Collected data
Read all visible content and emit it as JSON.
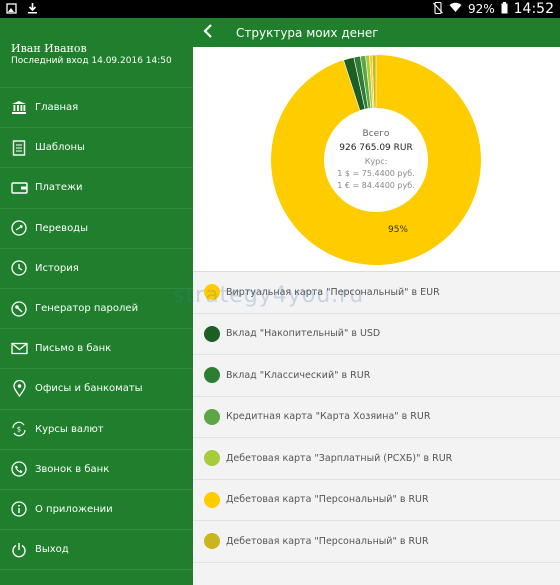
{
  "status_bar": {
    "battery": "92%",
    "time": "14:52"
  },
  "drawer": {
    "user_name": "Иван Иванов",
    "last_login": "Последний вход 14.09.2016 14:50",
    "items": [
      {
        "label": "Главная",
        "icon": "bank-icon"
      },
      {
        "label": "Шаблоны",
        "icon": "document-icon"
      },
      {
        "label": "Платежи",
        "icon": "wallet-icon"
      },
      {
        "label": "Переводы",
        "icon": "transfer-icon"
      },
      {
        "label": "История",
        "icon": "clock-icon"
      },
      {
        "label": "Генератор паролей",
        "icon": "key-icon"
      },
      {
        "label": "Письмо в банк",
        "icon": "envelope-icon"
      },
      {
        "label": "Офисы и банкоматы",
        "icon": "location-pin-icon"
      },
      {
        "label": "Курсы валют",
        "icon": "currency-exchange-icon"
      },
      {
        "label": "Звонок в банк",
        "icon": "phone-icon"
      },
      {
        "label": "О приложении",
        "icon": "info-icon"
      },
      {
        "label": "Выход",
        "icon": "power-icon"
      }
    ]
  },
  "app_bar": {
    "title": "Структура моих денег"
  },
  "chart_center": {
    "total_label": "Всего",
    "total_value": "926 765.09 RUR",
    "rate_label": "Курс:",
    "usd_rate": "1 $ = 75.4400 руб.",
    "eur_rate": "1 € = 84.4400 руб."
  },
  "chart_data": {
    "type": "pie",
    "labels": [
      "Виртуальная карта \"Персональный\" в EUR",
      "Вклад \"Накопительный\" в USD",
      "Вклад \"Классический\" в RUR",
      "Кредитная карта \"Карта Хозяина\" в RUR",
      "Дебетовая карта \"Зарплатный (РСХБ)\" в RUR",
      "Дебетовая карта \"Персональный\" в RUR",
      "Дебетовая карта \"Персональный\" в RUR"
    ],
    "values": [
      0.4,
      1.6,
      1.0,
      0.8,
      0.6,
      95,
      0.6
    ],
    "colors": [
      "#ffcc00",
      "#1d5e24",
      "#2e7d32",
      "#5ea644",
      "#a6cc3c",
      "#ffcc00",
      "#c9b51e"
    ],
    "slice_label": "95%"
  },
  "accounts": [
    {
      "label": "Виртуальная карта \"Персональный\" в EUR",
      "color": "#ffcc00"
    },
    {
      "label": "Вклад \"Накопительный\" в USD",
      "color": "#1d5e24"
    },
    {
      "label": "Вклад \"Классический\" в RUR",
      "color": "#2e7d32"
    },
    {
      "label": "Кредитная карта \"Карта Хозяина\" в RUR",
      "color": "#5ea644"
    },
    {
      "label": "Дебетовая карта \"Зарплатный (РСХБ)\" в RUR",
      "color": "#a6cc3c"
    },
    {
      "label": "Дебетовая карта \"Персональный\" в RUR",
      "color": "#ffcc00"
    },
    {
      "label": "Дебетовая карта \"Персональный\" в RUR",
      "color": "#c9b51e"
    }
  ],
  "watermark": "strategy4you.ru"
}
* * *
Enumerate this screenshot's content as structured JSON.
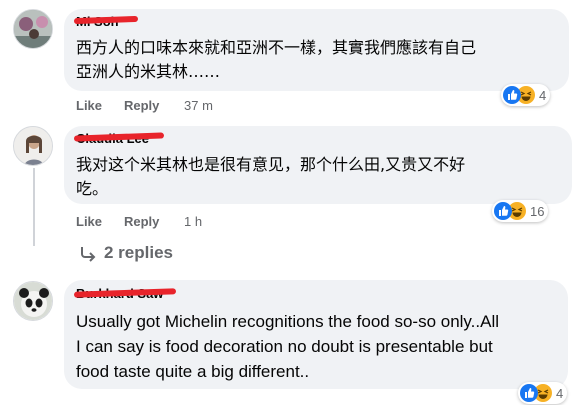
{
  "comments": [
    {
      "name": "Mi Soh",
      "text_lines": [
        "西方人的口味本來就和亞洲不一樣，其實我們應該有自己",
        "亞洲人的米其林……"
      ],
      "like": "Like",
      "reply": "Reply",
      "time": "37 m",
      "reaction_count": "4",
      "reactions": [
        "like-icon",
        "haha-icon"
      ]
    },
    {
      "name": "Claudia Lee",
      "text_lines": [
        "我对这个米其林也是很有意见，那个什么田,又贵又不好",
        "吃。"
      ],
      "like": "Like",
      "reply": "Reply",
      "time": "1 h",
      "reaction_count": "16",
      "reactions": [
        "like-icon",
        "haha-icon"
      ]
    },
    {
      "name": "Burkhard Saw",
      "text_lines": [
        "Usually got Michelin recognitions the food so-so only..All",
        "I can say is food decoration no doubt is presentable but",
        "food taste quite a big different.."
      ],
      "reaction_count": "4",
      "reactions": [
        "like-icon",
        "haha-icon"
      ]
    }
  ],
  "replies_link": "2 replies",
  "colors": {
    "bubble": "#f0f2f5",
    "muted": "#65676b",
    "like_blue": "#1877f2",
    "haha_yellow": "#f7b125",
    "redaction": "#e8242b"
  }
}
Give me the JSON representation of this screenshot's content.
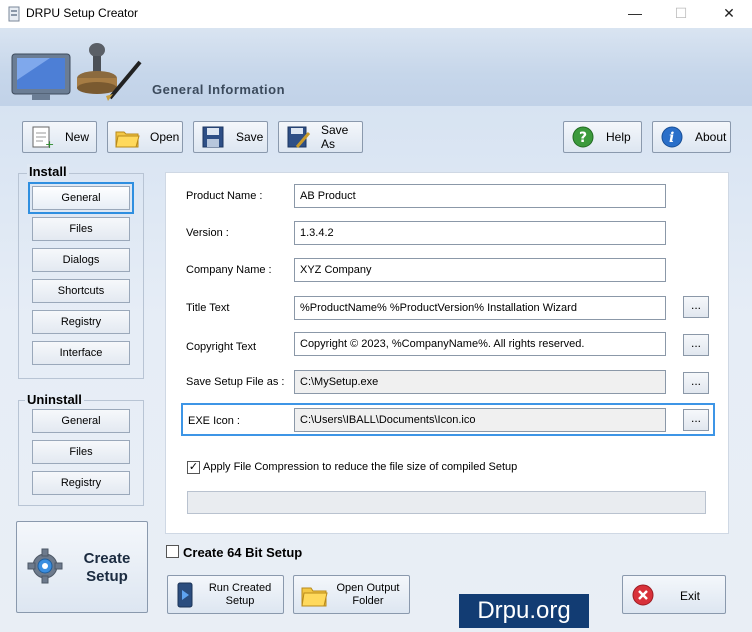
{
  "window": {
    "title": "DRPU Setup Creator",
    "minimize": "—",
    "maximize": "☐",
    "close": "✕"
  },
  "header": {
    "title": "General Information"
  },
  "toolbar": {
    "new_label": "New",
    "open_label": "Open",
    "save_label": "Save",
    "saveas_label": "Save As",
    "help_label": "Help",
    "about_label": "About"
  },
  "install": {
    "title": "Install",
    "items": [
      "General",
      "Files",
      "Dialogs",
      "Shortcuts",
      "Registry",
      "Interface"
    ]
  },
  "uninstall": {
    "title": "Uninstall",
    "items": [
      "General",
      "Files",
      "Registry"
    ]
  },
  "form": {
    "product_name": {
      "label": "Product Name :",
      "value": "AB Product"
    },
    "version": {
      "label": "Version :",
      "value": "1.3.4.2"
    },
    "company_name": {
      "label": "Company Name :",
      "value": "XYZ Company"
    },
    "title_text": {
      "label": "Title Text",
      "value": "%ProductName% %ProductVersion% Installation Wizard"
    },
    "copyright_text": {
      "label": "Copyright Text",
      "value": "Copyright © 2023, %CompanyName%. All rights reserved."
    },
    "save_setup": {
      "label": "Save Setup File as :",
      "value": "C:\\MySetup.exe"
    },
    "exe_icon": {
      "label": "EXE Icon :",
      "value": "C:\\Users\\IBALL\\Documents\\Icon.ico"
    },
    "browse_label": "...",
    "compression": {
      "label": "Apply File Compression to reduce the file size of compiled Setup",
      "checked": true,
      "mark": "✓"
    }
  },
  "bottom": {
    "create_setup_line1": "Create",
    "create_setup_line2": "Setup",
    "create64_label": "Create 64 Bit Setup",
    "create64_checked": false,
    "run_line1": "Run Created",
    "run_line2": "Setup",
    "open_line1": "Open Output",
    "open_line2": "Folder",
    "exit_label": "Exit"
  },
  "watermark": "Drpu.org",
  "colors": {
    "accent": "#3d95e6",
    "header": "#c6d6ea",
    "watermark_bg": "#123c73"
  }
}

**TASK DETAILS:** From the listing, copy each line containing the word "screenshot".

**RESPONSE FOR THIS EXERCISE:**
Enumerate this screenshot's content as structured JSON.
Give me the JSON representation of this screenshot's content.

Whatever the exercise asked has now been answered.